* WHAT TO PRODUCE
Pull every line containing "name" from the entries.
####################
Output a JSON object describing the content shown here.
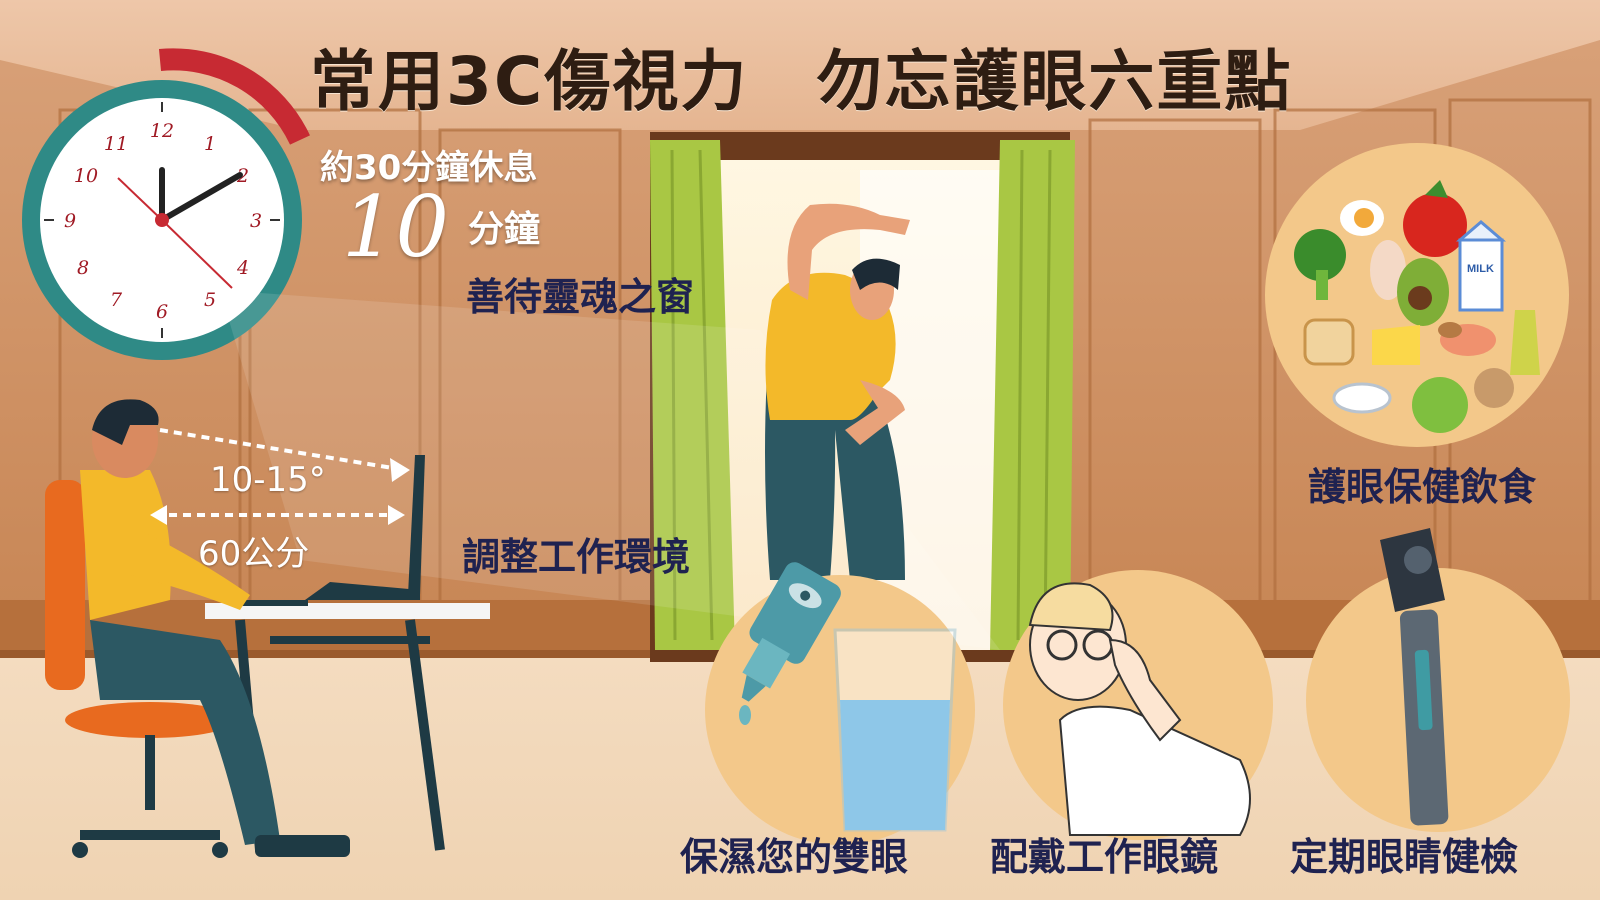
{
  "title": "常用3C傷視力　勿忘護眼六重點",
  "rest": {
    "line1": "約30分鐘休息",
    "big_number": "10",
    "unit": "分鐘",
    "caption": "善待靈魂之窗"
  },
  "clock": {
    "numbers": [
      "12",
      "1",
      "2",
      "3",
      "4",
      "5",
      "6",
      "7",
      "8",
      "9",
      "10",
      "11"
    ]
  },
  "workspace": {
    "angle": "10-15°",
    "distance": "60公分",
    "caption": "調整工作環境"
  },
  "diet": {
    "caption": "護眼保健飲食",
    "milk_label": "MILK"
  },
  "moisture": {
    "caption": "保濕您的雙眼"
  },
  "glasses": {
    "caption": "配戴工作眼鏡"
  },
  "checkup": {
    "caption": "定期眼睛健檢"
  },
  "colors": {
    "wall": "#c98a5a",
    "title_text": "#2e1d12",
    "caption_text": "#1f2250",
    "clock_rim": "#2f8a86",
    "clock_arc": "#c72a33",
    "shirt": "#f3b92a",
    "curtain": "#a9c744",
    "circle_bg": "#f3c88a"
  }
}
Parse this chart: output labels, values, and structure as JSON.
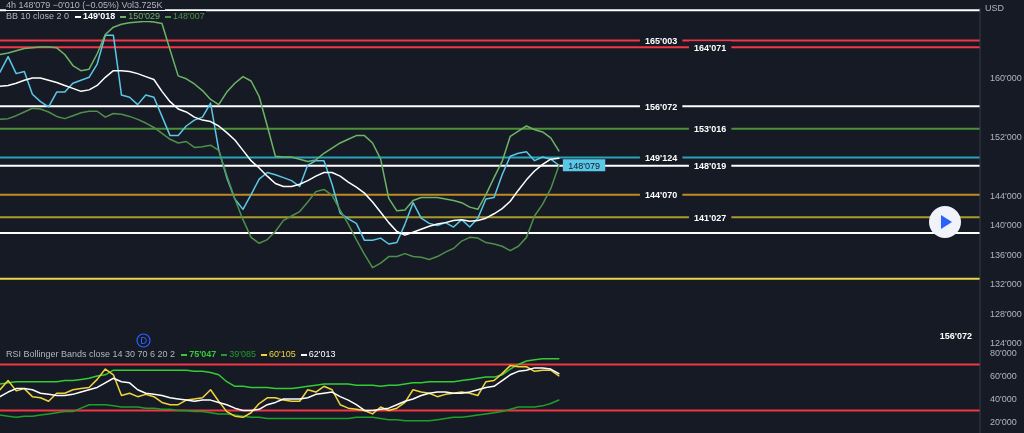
{
  "chart_data": [
    {
      "type": "line",
      "title": "4h 148'079 −0'010 (−0.05%) Vol3.725K",
      "subtitle": "BB 10 close 2 0",
      "ylabel": "USD",
      "categories": [
        null,
        null,
        null,
        null,
        null,
        null,
        null,
        null,
        null,
        null,
        null,
        null,
        null,
        null,
        null,
        null,
        null,
        null,
        null,
        null,
        null,
        null,
        null,
        null,
        null,
        null,
        null,
        null,
        null,
        null,
        null,
        null,
        null,
        null,
        null,
        null,
        null,
        null,
        null,
        null,
        null,
        null,
        null,
        null,
        null,
        null,
        null,
        null,
        null,
        null,
        null,
        null,
        null,
        null,
        null,
        null,
        null,
        null,
        null,
        null,
        null,
        null,
        null,
        null,
        null,
        null,
        null,
        null,
        null,
        null,
        null,
        null,
        null,
        null,
        null,
        null,
        null,
        null,
        null,
        null,
        null,
        null,
        null,
        null,
        null,
        null,
        null,
        null,
        null,
        null,
        null,
        null,
        null,
        null,
        null,
        null,
        null,
        null,
        null,
        null,
        null,
        null,
        null,
        null,
        null,
        null,
        null,
        null,
        null,
        null,
        null,
        null,
        null,
        null,
        null,
        null,
        null,
        null,
        null,
        null,
        null,
        null
      ],
      "series": [
        {
          "color": "#5ac8e6",
          "values": [
            160700,
            162800,
            160500,
            160800,
            157700,
            156700,
            156000,
            158000,
            158000,
            159200,
            159600,
            160000,
            161800,
            165700,
            165700,
            157600,
            157300,
            156300,
            157600,
            157300,
            154700,
            152100,
            152100,
            153400,
            154200,
            154600,
            156500,
            150200,
            146400,
            143500,
            142100,
            144100,
            146200,
            147100,
            146800,
            146400,
            146000,
            145200,
            148100,
            148700,
            148700,
            145500,
            141600,
            140800,
            140200,
            137900,
            137900,
            138200,
            137400,
            137600,
            140100,
            143000,
            140900,
            140200,
            139900,
            140300,
            139700,
            140700,
            139700,
            140900,
            143500,
            143700,
            146800,
            149300,
            149700,
            149900,
            148700,
            149200,
            148900,
            148079,
            null,
            null,
            null,
            null,
            null,
            null,
            null,
            null,
            null,
            null,
            null,
            null,
            null,
            null,
            null,
            null,
            null,
            null,
            null,
            null,
            null,
            null,
            null,
            null,
            null,
            null,
            null,
            null,
            null,
            null,
            null,
            null,
            null,
            null,
            null,
            null,
            null,
            null,
            null,
            null,
            null,
            null,
            null,
            null,
            null,
            null,
            null,
            null,
            null,
            null,
            null,
            null
          ],
          "value_labels": [
            null,
            null,
            null,
            null,
            null,
            null,
            null,
            null,
            null,
            null,
            null,
            null,
            null,
            null,
            null,
            null,
            null,
            null,
            null,
            null,
            null,
            null,
            null,
            null,
            null,
            null,
            null,
            null,
            null,
            null,
            null,
            null,
            null,
            null,
            null,
            null,
            null,
            null,
            null,
            null,
            null,
            null,
            null,
            null,
            null,
            null,
            null,
            null,
            null,
            null,
            null,
            null,
            null,
            null,
            null,
            null,
            null,
            null,
            null,
            null,
            null,
            null,
            null,
            null,
            null,
            null,
            null,
            null,
            null,
            "148'079",
            null,
            null,
            null,
            null,
            null,
            null,
            null,
            null,
            null,
            null,
            null,
            null,
            null,
            null,
            null,
            null,
            null,
            null,
            null,
            null,
            null,
            null,
            null,
            null,
            null,
            null,
            null,
            null,
            null,
            null,
            null,
            null,
            null,
            null,
            null,
            null,
            null,
            null,
            null,
            null,
            null,
            null,
            null,
            null,
            null,
            null,
            null,
            null,
            null,
            null,
            null,
            null
          ]
        },
        {
          "name": "149'018",
          "color": "#ffffff",
          "values": [
            158800,
            158900,
            159200,
            159600,
            159900,
            159900,
            159600,
            159300,
            158900,
            158500,
            158100,
            158300,
            158900,
            160000,
            160900,
            160900,
            160800,
            160500,
            160100,
            159700,
            158100,
            156700,
            155700,
            155300,
            154600,
            154200,
            154000,
            153400,
            152500,
            151500,
            150100,
            148700,
            147700,
            146600,
            145600,
            145200,
            145200,
            145500,
            146000,
            146600,
            147100,
            147100,
            146600,
            145800,
            145100,
            144300,
            143100,
            141700,
            140300,
            139100,
            138600,
            139000,
            139400,
            139800,
            140100,
            140300,
            140600,
            140700,
            140500,
            140600,
            140900,
            141500,
            142200,
            143200,
            144700,
            146100,
            147300,
            148200,
            148900,
            149018,
            null,
            null,
            null,
            null,
            null,
            null,
            null,
            null,
            null,
            null,
            null,
            null,
            null,
            null,
            null,
            null,
            null,
            null,
            null,
            null,
            null,
            null,
            null,
            null,
            null,
            null,
            null,
            null,
            null,
            null,
            null,
            null,
            null,
            null,
            null,
            null,
            null,
            null,
            null,
            null,
            null,
            null,
            null,
            null,
            null,
            null,
            null,
            null,
            null,
            null,
            null,
            null
          ]
        },
        {
          "name": "150'029",
          "color": "#6cb565",
          "values": [
            163100,
            163300,
            163600,
            163900,
            164000,
            164100,
            164100,
            164000,
            163100,
            161600,
            160900,
            161100,
            163200,
            165800,
            166800,
            167200,
            167400,
            167500,
            167600,
            167500,
            167300,
            163700,
            160200,
            159800,
            159100,
            158200,
            157000,
            156300,
            158000,
            159200,
            160100,
            159500,
            157400,
            153400,
            149300,
            149200,
            149200,
            148900,
            148600,
            148800,
            149700,
            150400,
            151100,
            151600,
            152100,
            152100,
            151100,
            148900,
            143600,
            141900,
            142000,
            143300,
            143700,
            143700,
            143700,
            143500,
            143300,
            143000,
            142400,
            142100,
            144100,
            146400,
            148600,
            152000,
            152700,
            153400,
            152900,
            152600,
            151800,
            150029,
            null,
            null,
            null,
            null,
            null,
            null,
            null,
            null,
            null,
            null,
            null,
            null,
            null,
            null,
            null,
            null,
            null,
            null,
            null,
            null,
            null,
            null,
            null,
            null,
            null,
            null,
            null,
            null,
            null,
            null,
            null,
            null,
            null,
            null,
            null,
            null,
            null,
            null,
            null,
            null,
            null,
            null,
            null,
            null,
            null,
            null,
            null,
            null,
            null,
            null,
            null,
            null
          ]
        },
        {
          "name": "148'007",
          "color": "#4f8f4a",
          "values": [
            154300,
            154400,
            154800,
            155300,
            155800,
            155700,
            155300,
            154700,
            154400,
            154800,
            155200,
            155400,
            155400,
            154600,
            155100,
            155000,
            154700,
            154300,
            153800,
            153200,
            152400,
            151600,
            151100,
            151300,
            150500,
            150600,
            150800,
            150100,
            146700,
            143500,
            140700,
            138300,
            137500,
            138000,
            139100,
            140600,
            141200,
            141800,
            143100,
            144500,
            144800,
            144000,
            142000,
            140100,
            138000,
            136000,
            134200,
            134800,
            135700,
            135700,
            136100,
            135700,
            135600,
            135300,
            135700,
            136300,
            136800,
            137800,
            138300,
            138200,
            137600,
            137400,
            137100,
            136500,
            137100,
            138300,
            141200,
            142800,
            144900,
            148007,
            null,
            null,
            null,
            null,
            null,
            null,
            null,
            null,
            null,
            null,
            null,
            null,
            null,
            null,
            null,
            null,
            null,
            null,
            null,
            null,
            null,
            null,
            null,
            null,
            null,
            null,
            null,
            null,
            null,
            null,
            null,
            null,
            null,
            null,
            null,
            null,
            null,
            null,
            null,
            null,
            null,
            null,
            null,
            null,
            null,
            null,
            null,
            null,
            null,
            null,
            null,
            null
          ]
        }
      ],
      "ylim": [
        123300,
        169400
      ],
      "yticks": [
        {
          "value": 124000,
          "label": "124'000"
        },
        {
          "value": 128000,
          "label": "128'000"
        },
        {
          "value": 132000,
          "label": "132'000"
        },
        {
          "value": 136000,
          "label": "136'000"
        },
        {
          "value": 140000,
          "label": "140'000"
        },
        {
          "value": 144000,
          "label": "144'000"
        },
        {
          "value": 152000,
          "label": "152'000"
        },
        {
          "value": 160000,
          "label": "160'000"
        }
      ],
      "ref_lines": [
        {
          "axis": "y",
          "value": 169100,
          "color": "#ffffff"
        },
        {
          "axis": "y",
          "value": 165003,
          "label": "165'003",
          "color": "#f23645"
        },
        {
          "axis": "y",
          "value": 164071,
          "label": "164'071",
          "color": "#f23645"
        },
        {
          "axis": "y",
          "value": 156072,
          "label": "156'072",
          "color": "#ffffff"
        },
        {
          "axis": "y",
          "value": 153016,
          "label": "153'016",
          "color": "#4d8f3a"
        },
        {
          "axis": "y",
          "value": 149124,
          "label": "149'124",
          "color": "#2aa3b8"
        },
        {
          "axis": "y",
          "value": 148019,
          "label": "148'019",
          "color": "#ffffff"
        },
        {
          "axis": "y",
          "value": 144070,
          "label": "144'070",
          "color": "#c08a24"
        },
        {
          "axis": "y",
          "value": 141027,
          "label": "141'027",
          "color": "#a89a2c"
        },
        {
          "axis": "y",
          "value": 138900,
          "color": "#ffffff"
        },
        {
          "axis": "y",
          "value": 132700,
          "color": "#e6d84a"
        }
      ],
      "annotations": [
        "156'072"
      ],
      "legend": "top left",
      "tick_labels": "y"
    },
    {
      "type": "line",
      "title": "RSI Bollinger Bands close 14 30 70 6 20 2",
      "categories": [
        null,
        null,
        null,
        null,
        null,
        null,
        null,
        null,
        null,
        null,
        null,
        null,
        null,
        null,
        null,
        null,
        null,
        null,
        null,
        null,
        null,
        null,
        null,
        null,
        null,
        null,
        null,
        null,
        null,
        null,
        null,
        null,
        null,
        null,
        null,
        null,
        null,
        null,
        null,
        null,
        null,
        null,
        null,
        null,
        null,
        null,
        null,
        null,
        null,
        null,
        null,
        null,
        null,
        null,
        null,
        null,
        null,
        null,
        null,
        null,
        null,
        null,
        null,
        null,
        null,
        null,
        null,
        null,
        null,
        null,
        null,
        null,
        null,
        null,
        null,
        null,
        null,
        null,
        null,
        null,
        null,
        null,
        null,
        null,
        null,
        null,
        null,
        null,
        null,
        null,
        null,
        null,
        null,
        null,
        null,
        null,
        null,
        null,
        null,
        null,
        null,
        null,
        null,
        null,
        null,
        null,
        null,
        null,
        null,
        null,
        null,
        null,
        null,
        null,
        null,
        null,
        null,
        null,
        null,
        null,
        null,
        null
      ],
      "series": [
        {
          "name": "75'047",
          "color": "#33cc33",
          "values": [
            53000,
            54000,
            55000,
            55000,
            55000,
            55000,
            55000,
            55000,
            56000,
            56000,
            57000,
            58000,
            60000,
            61000,
            65000,
            65000,
            65000,
            65000,
            65000,
            65000,
            65000,
            65000,
            65000,
            65000,
            64000,
            64000,
            63000,
            61000,
            55000,
            51000,
            51000,
            50000,
            50000,
            50000,
            49000,
            49000,
            49000,
            50000,
            51000,
            52000,
            53000,
            53000,
            53000,
            53000,
            52000,
            52000,
            52000,
            51000,
            52000,
            52000,
            53000,
            54000,
            54000,
            55000,
            55000,
            55000,
            55000,
            56000,
            57000,
            58000,
            59000,
            59000,
            61000,
            66000,
            70000,
            73000,
            74000,
            75000,
            75000,
            75047,
            null,
            null,
            null,
            null,
            null,
            null,
            null,
            null,
            null,
            null,
            null,
            null,
            null,
            null,
            null,
            null,
            null,
            null,
            null,
            null,
            null,
            null,
            null,
            null,
            null,
            null,
            null,
            null,
            null,
            null,
            null,
            null,
            null,
            null,
            null,
            null,
            null,
            null,
            null,
            null,
            null,
            null,
            null,
            null,
            null,
            null,
            null,
            null,
            null,
            null,
            null,
            null
          ]
        },
        {
          "name": "39'085",
          "color": "#1f9e2a",
          "values": [
            26000,
            25000,
            24000,
            25000,
            25000,
            26000,
            27000,
            28000,
            29000,
            29000,
            32000,
            35000,
            35000,
            35000,
            34000,
            33000,
            33000,
            33000,
            32000,
            32000,
            31000,
            31000,
            30000,
            30000,
            29000,
            29000,
            28000,
            27000,
            27000,
            26000,
            25000,
            24000,
            24000,
            23000,
            23000,
            23000,
            23000,
            23000,
            23000,
            23000,
            23000,
            23000,
            23000,
            23000,
            24000,
            24000,
            24000,
            23000,
            22000,
            22000,
            21000,
            21000,
            21000,
            21000,
            22000,
            23000,
            24000,
            24000,
            25000,
            26000,
            27000,
            28000,
            29000,
            31000,
            33000,
            33000,
            33000,
            34000,
            36000,
            39085,
            null,
            null,
            null,
            null,
            null,
            null,
            null,
            null,
            null,
            null,
            null,
            null,
            null,
            null,
            null,
            null,
            null,
            null,
            null,
            null,
            null,
            null,
            null,
            null,
            null,
            null,
            null,
            null,
            null,
            null,
            null,
            null,
            null,
            null,
            null,
            null,
            null,
            null,
            null,
            null,
            null,
            null,
            null,
            null,
            null,
            null,
            null,
            null,
            null,
            null,
            null,
            null
          ]
        },
        {
          "name": "60'105",
          "color": "#f0d43a",
          "values": [
            48000,
            56000,
            47000,
            49000,
            42000,
            41000,
            38000,
            45000,
            45000,
            48000,
            49000,
            50000,
            57000,
            66000,
            61000,
            43000,
            45000,
            42000,
            44000,
            42000,
            37000,
            35000,
            35000,
            39000,
            40000,
            41000,
            48000,
            38000,
            29000,
            25000,
            24000,
            28000,
            36000,
            41000,
            41000,
            39000,
            38000,
            38000,
            48000,
            46000,
            51000,
            48000,
            35000,
            32000,
            31000,
            30000,
            27000,
            33000,
            30000,
            32000,
            37000,
            48000,
            46000,
            45000,
            42000,
            44000,
            45000,
            46000,
            45000,
            43000,
            55000,
            56000,
            62000,
            69000,
            68000,
            68000,
            64000,
            65000,
            65000,
            60105,
            null,
            null,
            null,
            null,
            null,
            null,
            null,
            null,
            null,
            null,
            null,
            null,
            null,
            null,
            null,
            null,
            null,
            null,
            null,
            null,
            null,
            null,
            null,
            null,
            null,
            null,
            null,
            null,
            null,
            null,
            null,
            null,
            null,
            null,
            null,
            null,
            null,
            null,
            null,
            null,
            null,
            null,
            null,
            null,
            null,
            null,
            null,
            null,
            null,
            null,
            null,
            null
          ]
        },
        {
          "name": "62'013",
          "color": "#ffffff",
          "values": [
            42000,
            46000,
            49000,
            49000,
            48000,
            45000,
            44000,
            43000,
            43000,
            44000,
            46000,
            48000,
            50000,
            54000,
            58000,
            55000,
            54000,
            48000,
            45000,
            44000,
            43000,
            41000,
            40000,
            39000,
            38000,
            39000,
            39000,
            37000,
            35000,
            32000,
            30000,
            30000,
            31000,
            35000,
            37000,
            40000,
            40000,
            40000,
            41000,
            44000,
            45000,
            46000,
            42000,
            39000,
            35000,
            30000,
            30000,
            31000,
            32000,
            35000,
            38000,
            40000,
            43000,
            45000,
            46000,
            46000,
            45000,
            45000,
            46000,
            48000,
            50000,
            51000,
            56000,
            61000,
            64000,
            65000,
            67000,
            67000,
            66000,
            62013,
            null,
            null,
            null,
            null,
            null,
            null,
            null,
            null,
            null,
            null,
            null,
            null,
            null,
            null,
            null,
            null,
            null,
            null,
            null,
            null,
            null,
            null,
            null,
            null,
            null,
            null,
            null,
            null,
            null,
            null,
            null,
            null,
            null,
            null,
            null,
            null,
            null,
            null,
            null,
            null,
            null,
            null,
            null,
            null,
            null,
            null,
            null,
            null,
            null,
            null,
            null,
            null
          ]
        }
      ],
      "ylim": [
        10400,
        84300
      ],
      "yticks": [
        {
          "value": 20000,
          "label": "20'000"
        },
        {
          "value": 40000,
          "label": "40'000"
        },
        {
          "value": 60000,
          "label": "60'000"
        },
        {
          "value": 80000,
          "label": "80'000"
        }
      ],
      "ref_lines": [
        {
          "axis": "y",
          "value": 70000,
          "color": "#f23645"
        },
        {
          "axis": "y",
          "value": 30000,
          "color": "#f23645"
        }
      ],
      "legend": "top left",
      "tick_labels": "y"
    }
  ]
}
####################
* EXERCISE ANSWER
          "name": "149'018",
          "name": "150'029",
          "name": "148'007",
          "name": "75'047",
          "name": "39'085",
          "name": "60'105",
          "name": "62'013",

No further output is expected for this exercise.